##### MATERIAL FOR THE TASK
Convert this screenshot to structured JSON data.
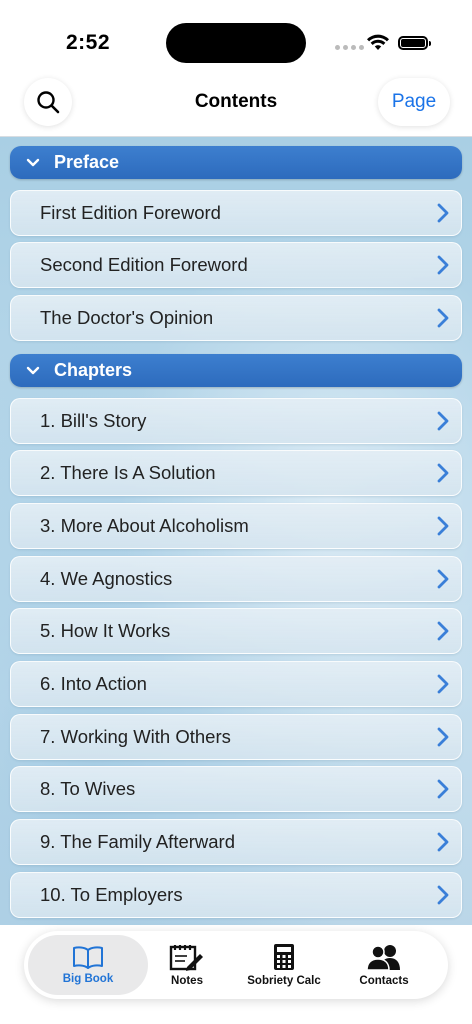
{
  "status": {
    "time": "2:52"
  },
  "nav": {
    "title": "Contents",
    "page_button": "Page"
  },
  "sections": [
    {
      "title": "Preface",
      "items": [
        "First Edition Foreword",
        "Second Edition Foreword",
        "The Doctor's Opinion"
      ]
    },
    {
      "title": "Chapters",
      "items": [
        "1. Bill's Story",
        "2. There Is A Solution",
        "3. More About Alcoholism",
        "4. We Agnostics",
        "5. How It Works",
        "6. Into Action",
        "7. Working With Others",
        "8. To Wives",
        "9. The Family Afterward",
        "10. To Employers"
      ]
    }
  ],
  "tabs": [
    {
      "label": "Big Book",
      "icon": "book-icon",
      "active": true
    },
    {
      "label": "Notes",
      "icon": "notes-icon",
      "active": false
    },
    {
      "label": "Sobriety Calc",
      "icon": "calculator-icon",
      "active": false
    },
    {
      "label": "Contacts",
      "icon": "contacts-icon",
      "active": false
    }
  ],
  "colors": {
    "accent": "#1a73e8",
    "section_header": "#2d6bbd",
    "chevron": "#3a7fd8",
    "tab_active": "#2174d6"
  }
}
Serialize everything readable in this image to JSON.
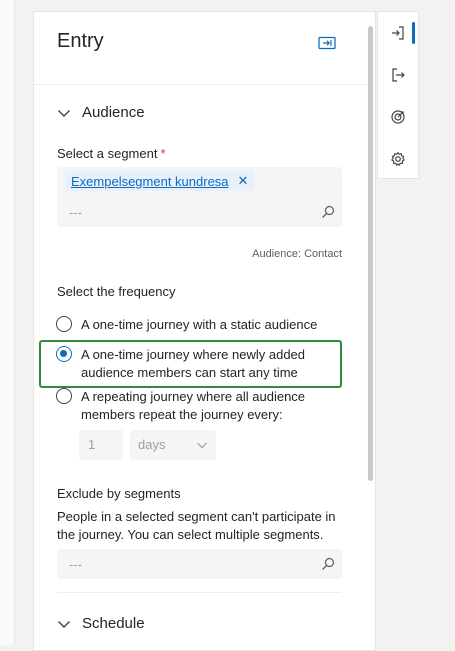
{
  "panel": {
    "title": "Entry",
    "audience_section": "Audience",
    "segment_label": "Select a segment",
    "required_mark": "*",
    "selected_segment": "Exempelsegment kundresa",
    "segment_search_placeholder": "---",
    "audience_type": "Audience: Contact",
    "frequency_label": "Select the frequency",
    "frequency_options": [
      {
        "label": "A one-time journey with a static audience",
        "selected": false
      },
      {
        "label": "A one-time journey where newly added audience members can start any time",
        "selected": true
      },
      {
        "label": "A repeating journey where all audience members repeat the journey every:",
        "selected": false
      }
    ],
    "repeat_value_placeholder": "1",
    "repeat_unit": "days",
    "exclude_label": "Exclude by segments",
    "exclude_help": "People in a selected segment can't participate in the journey. You can select multiple segments.",
    "exclude_placeholder": "---",
    "schedule_section": "Schedule"
  },
  "rail": {
    "items": [
      "entry-icon",
      "exit-icon",
      "goal-icon",
      "settings-icon"
    ],
    "active_index": 0
  },
  "colors": {
    "accent": "#0f6cbd",
    "highlight": "#2e8b3a",
    "required": "#c4314b"
  }
}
##########
PROBLEM: From the material above, reproduce everything verbatim except the pictures.

SOLUTION FOR THIS TASK:
Convert this screenshot to structured JSON data.
{
  "status": {
    "time": "2:52"
  },
  "nav": {
    "title": "Contents",
    "page_button": "Page"
  },
  "sections": [
    {
      "title": "Preface",
      "items": [
        "First Edition Foreword",
        "Second Edition Foreword",
        "The Doctor's Opinion"
      ]
    },
    {
      "title": "Chapters",
      "items": [
        "1. Bill's Story",
        "2. There Is A Solution",
        "3. More About Alcoholism",
        "4. We Agnostics",
        "5. How It Works",
        "6. Into Action",
        "7. Working With Others",
        "8. To Wives",
        "9. The Family Afterward",
        "10. To Employers"
      ]
    }
  ],
  "tabs": [
    {
      "label": "Big Book",
      "icon": "book-icon",
      "active": true
    },
    {
      "label": "Notes",
      "icon": "notes-icon",
      "active": false
    },
    {
      "label": "Sobriety Calc",
      "icon": "calculator-icon",
      "active": false
    },
    {
      "label": "Contacts",
      "icon": "contacts-icon",
      "active": false
    }
  ],
  "colors": {
    "accent": "#1a73e8",
    "section_header": "#2d6bbd",
    "chevron": "#3a7fd8",
    "tab_active": "#2174d6"
  }
}
Serialize everything readable in this image to JSON.
{
  "panel": {
    "title": "Entry",
    "audience_section": "Audience",
    "segment_label": "Select a segment",
    "required_mark": "*",
    "selected_segment": "Exempelsegment kundresa",
    "segment_search_placeholder": "---",
    "audience_type": "Audience: Contact",
    "frequency_label": "Select the frequency",
    "frequency_options": [
      {
        "label": "A one-time journey with a static audience",
        "selected": false
      },
      {
        "label": "A one-time journey where newly added audience members can start any time",
        "selected": true
      },
      {
        "label": "A repeating journey where all audience members repeat the journey every:",
        "selected": false
      }
    ],
    "repeat_value_placeholder": "1",
    "repeat_unit": "days",
    "exclude_label": "Exclude by segments",
    "exclude_help": "People in a selected segment can't participate in the journey. You can select multiple segments.",
    "exclude_placeholder": "---",
    "schedule_section": "Schedule"
  },
  "rail": {
    "items": [
      "entry-icon",
      "exit-icon",
      "goal-icon",
      "settings-icon"
    ],
    "active_index": 0
  },
  "colors": {
    "accent": "#0f6cbd",
    "highlight": "#2e8b3a",
    "required": "#c4314b"
  }
}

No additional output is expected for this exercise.